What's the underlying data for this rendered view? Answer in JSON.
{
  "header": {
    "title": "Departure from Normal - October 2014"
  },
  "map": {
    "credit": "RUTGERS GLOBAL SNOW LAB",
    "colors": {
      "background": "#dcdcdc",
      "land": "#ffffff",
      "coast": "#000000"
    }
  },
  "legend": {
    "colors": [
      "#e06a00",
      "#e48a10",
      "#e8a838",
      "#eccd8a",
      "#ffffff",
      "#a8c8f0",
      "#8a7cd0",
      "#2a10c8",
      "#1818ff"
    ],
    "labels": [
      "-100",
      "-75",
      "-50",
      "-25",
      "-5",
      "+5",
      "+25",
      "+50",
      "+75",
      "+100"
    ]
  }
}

========================

Problem statement:
Extract every entry in the listing word for word.

Answer for this exercise:
What's the underlying data for this rendered view? Answer in JSON.
{
  "header": {
    "title": "Departure from Normal - October 2014"
  },
  "map": {
    "credit": "RUTGERS GLOBAL SNOW LAB",
    "colors": {
      "background": "#dcdcdc",
      "land": "#ffffff",
      "coast": "#000000"
    }
  },
  "legend": {
    "colors": [
      "#e06a00",
      "#e48a10",
      "#e8a838",
      "#eccd8a",
      "#ffffff",
      "#a8c8f0",
      "#8a7cd0",
      "#2a10c8",
      "#1818ff"
    ],
    "labels": [
      "-100",
      "-75",
      "-50",
      "-25",
      "-5",
      "+5",
      "+25",
      "+50",
      "+75",
      "+100"
    ]
  }
}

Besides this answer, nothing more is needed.